- **What the task requires**:
Give only the number of lines in the records that include the string "können".

═════ Listing

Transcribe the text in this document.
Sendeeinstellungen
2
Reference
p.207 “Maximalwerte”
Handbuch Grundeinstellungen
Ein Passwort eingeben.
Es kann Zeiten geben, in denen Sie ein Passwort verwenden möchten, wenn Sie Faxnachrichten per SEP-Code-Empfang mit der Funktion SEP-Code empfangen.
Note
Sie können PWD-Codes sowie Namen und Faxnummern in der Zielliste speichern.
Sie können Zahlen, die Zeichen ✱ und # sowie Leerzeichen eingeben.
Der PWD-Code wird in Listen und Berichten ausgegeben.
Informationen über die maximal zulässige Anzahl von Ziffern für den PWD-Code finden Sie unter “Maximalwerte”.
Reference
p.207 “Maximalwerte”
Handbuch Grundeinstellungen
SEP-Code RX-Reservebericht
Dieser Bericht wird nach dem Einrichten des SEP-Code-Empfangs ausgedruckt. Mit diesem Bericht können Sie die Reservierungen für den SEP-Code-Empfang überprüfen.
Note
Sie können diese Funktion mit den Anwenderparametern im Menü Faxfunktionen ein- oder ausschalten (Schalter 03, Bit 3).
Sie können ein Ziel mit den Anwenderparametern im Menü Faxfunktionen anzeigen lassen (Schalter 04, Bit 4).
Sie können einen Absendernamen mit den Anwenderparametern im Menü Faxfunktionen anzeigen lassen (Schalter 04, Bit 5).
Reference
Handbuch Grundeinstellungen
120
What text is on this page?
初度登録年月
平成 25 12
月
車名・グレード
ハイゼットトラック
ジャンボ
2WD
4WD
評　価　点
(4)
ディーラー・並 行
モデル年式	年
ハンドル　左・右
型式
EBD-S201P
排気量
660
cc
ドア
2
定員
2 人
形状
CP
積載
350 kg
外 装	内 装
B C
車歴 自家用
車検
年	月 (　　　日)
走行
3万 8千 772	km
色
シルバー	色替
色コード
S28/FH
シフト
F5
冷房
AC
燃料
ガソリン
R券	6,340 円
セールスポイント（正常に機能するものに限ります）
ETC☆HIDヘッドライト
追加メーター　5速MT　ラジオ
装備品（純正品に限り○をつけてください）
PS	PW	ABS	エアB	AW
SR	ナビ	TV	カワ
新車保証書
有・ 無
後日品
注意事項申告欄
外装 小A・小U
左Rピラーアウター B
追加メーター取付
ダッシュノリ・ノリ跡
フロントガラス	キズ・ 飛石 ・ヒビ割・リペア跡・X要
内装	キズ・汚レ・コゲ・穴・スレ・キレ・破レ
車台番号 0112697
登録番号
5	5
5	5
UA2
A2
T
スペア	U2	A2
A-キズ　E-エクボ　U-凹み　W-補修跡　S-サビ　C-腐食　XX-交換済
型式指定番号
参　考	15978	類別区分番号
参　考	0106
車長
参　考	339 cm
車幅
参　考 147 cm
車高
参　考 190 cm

══════════

- **Completed task**:
6